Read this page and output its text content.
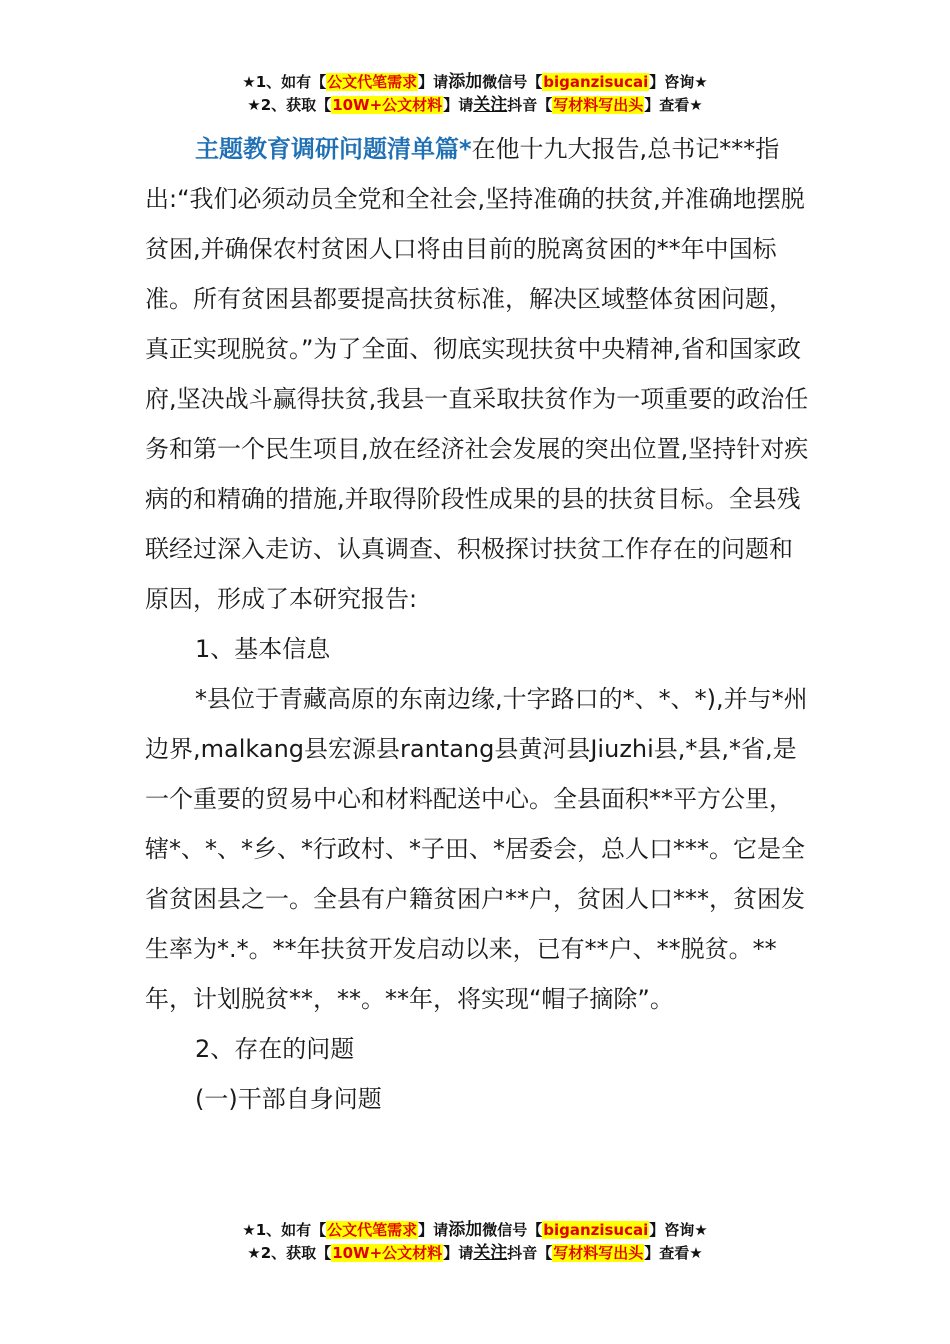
★1、如有【公文代笔需求】请添加微信号【biganzisucai】咨询★
★2、获取【10W+公文材料】请关注抖音【写材料写出头】查看★

主题教育调研问题清单篇*在他十九大报告,总书记***指出:“我们必须动员全党和全社会,坚持准确的扶贫,并准确地摆脱贫困,并确保农村贫困人口将由目前的脱离贫困的**年中国标准。所有贫困县都要提高扶贫标准，解决区域整体贫困问题，真正实现脱贫。”为了全面、彻底实现扶贫中央精神,省和国家政府,坚决战斗赢得扶贫,我县一直采取扶贫作为一项重要的政治任务和第一个民生项目,放在经济社会发展的突出位置,坚持针对疾病的和精确的措施,并取得阶段性成果的县的扶贫目标。全县残联经过深入走访、认真调查、积极探讨扶贫工作存在的问题和原因，形成了本研究报告:

1、基本信息

*县位于青藏高原的东南边缘,十字路口的*、*、*),并与*州边界,malkang县宏源县rantang县黄河县Jiuzhi县,*县,*省,是一个重要的贸易中心和材料配送中心。全县面积**平方公里，辖*、*、*乡、*行政村、*子田、*居委会，总人口***。它是全省贫困县之一。全县有户籍贫困户**户，贫困人口***，贫困发生率为*.*。**年扶贫开发启动以来，已有**户、**脱贫。**年，计划脱贫**，**。**年，将实现“帽子摘除”。

2、存在的问题

(一)干部自身问题

★1、如有【公文代笔需求】请添加微信号【biganzisucai】咨询★
★2、获取【10W+公文材料】请关注抖音【写材料写出头】查看★
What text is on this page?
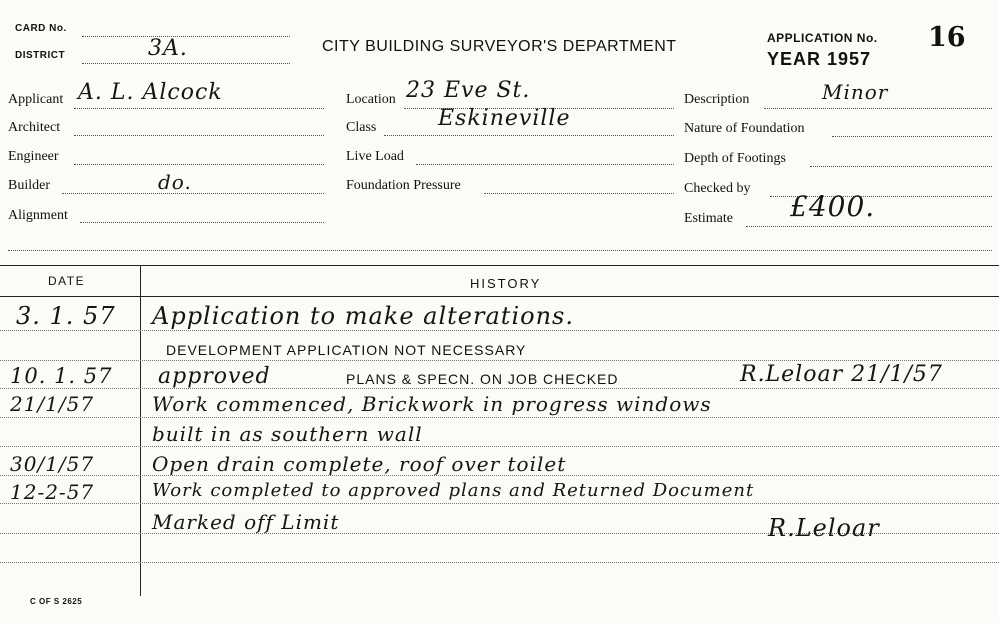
CARD No.
DISTRICT	3A.	CITY BUILDING SURVEYOR'S DEPARTMENT	APPLICATION No. 16
YEAR 1957
Applicant A. L. Alcock
Architect
Engineer
Builder	do.
Alignment
Location 23 Eve St.
Class	Eskineville
Live Load
Foundation Pressure
Description	Minor
Nature of Foundation
Depth of Footings
Checked by
Estimate £400.
DATE	HISTORY
3. 1. 57 Application to make alterations.
DEVELOPMENT APPLICATION NOT NECESSARY
10. 1. 57 approved	PLANS & SPECN. ON JOB CHECKED	R.Leloar 21/1/57
21/1/57	Work commenced, Brickwork in progress windows
built in as southern wall
30/1/57	Open drain complete, roof over toilet
12-2-57	Work completed to approved plans and Returned Document
Marked off Limit	R.Leloar
C OF S 2625
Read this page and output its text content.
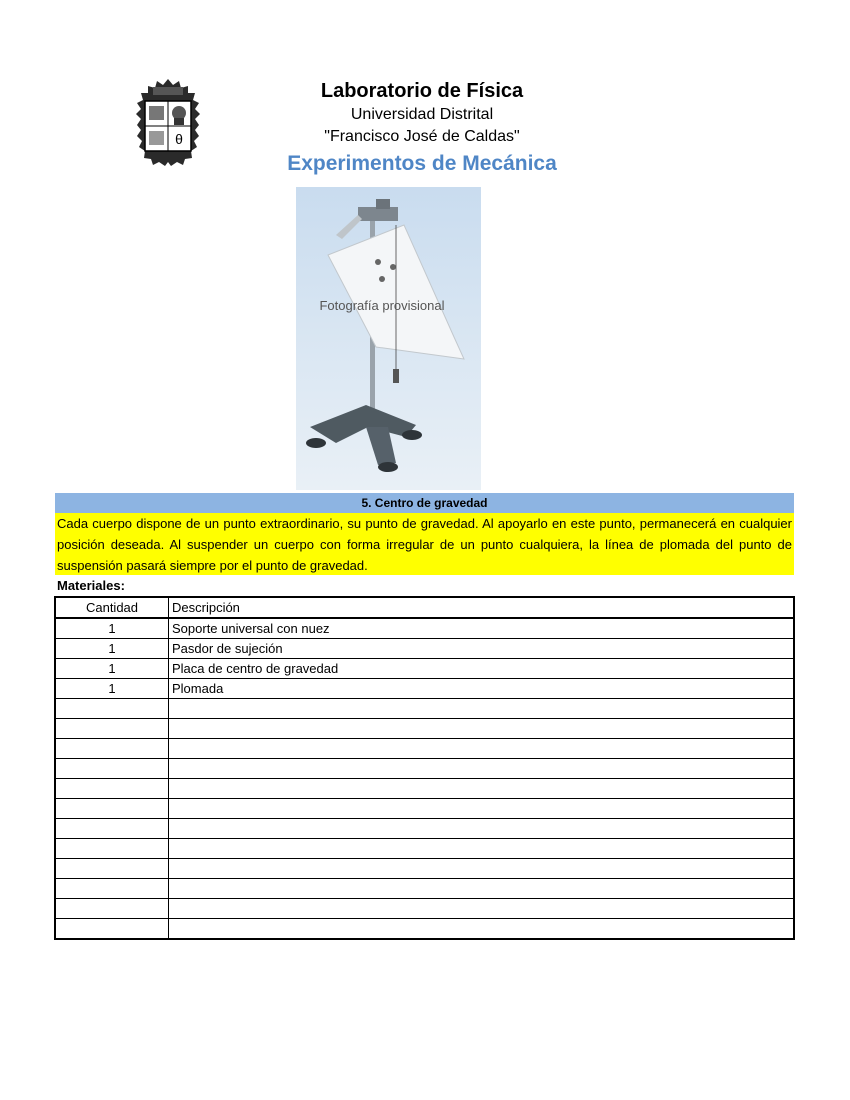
θ
Laboratorio de Física
Universidad Distrital
"Francisco José de Caldas"
Experimentos de Mecánica
Fotografía provisional
5. Centro de gravedad
Cada cuerpo dispone de un punto extraordinario, su punto de gravedad. Al apoyarlo en este punto, permanecerá en cualquier posición deseada. Al suspender un cuerpo con forma irregular de un punto cualquiera, la línea de plomada del punto de suspensión pasará siempre por el punto de gravedad.
Materiales:
Cantidad	Descripción
1	Soporte universal con nuez
1	Pasdor de sujeción
1	Placa de centro de gravedad
1	Plomada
__________________________________________________
- _What the task requires_: Set down exactly and only the lines from the line that contains "What text is on this page?" through the last line of the entries above, with both of those lines included and the pictures left out.

- _Answer for this exercise_:
What text is on this page?
CARD No.
DISTRICT	3A.	CITY BUILDING SURVEYOR'S DEPARTMENT	APPLICATION No. 16
YEAR 1957
Applicant A. L. Alcock
Architect
Engineer
Builder	do.
Alignment
Location 23 Eve St.
Class	Eskineville
Live Load
Foundation Pressure
Description	Minor
Nature of Foundation
Depth of Footings
Checked by
Estimate £400.
DATE	HISTORY
3. 1. 57 Application to make alterations.
DEVELOPMENT APPLICATION NOT NECESSARY
10. 1. 57 approved	PLANS & SPECN. ON JOB CHECKED	R.Leloar 21/1/57
21/1/57	Work commenced, Brickwork in progress windows
built in as southern wall
30/1/57	Open drain complete, roof over toilet
12-2-57	Work completed to approved plans and Returned Document
Marked off Limit	R.Leloar
C OF S 2625
Read this page and output its text content.
θ
Laboratorio de Física
Universidad Distrital
"Francisco José de Caldas"
Experimentos de Mecánica
Fotografía provisional
5. Centro de gravedad
Cada cuerpo dispone de un punto extraordinario, su punto de gravedad. Al apoyarlo en este punto, permanecerá en cualquier posición deseada. Al suspender un cuerpo con forma irregular de un punto cualquiera, la línea de plomada del punto de suspensión pasará siempre por el punto de gravedad.
Materiales:
Cantidad	Descripción
1	Soporte universal con nuez
1	Pasdor de sujeción
1	Placa de centro de gravedad
1	Plomada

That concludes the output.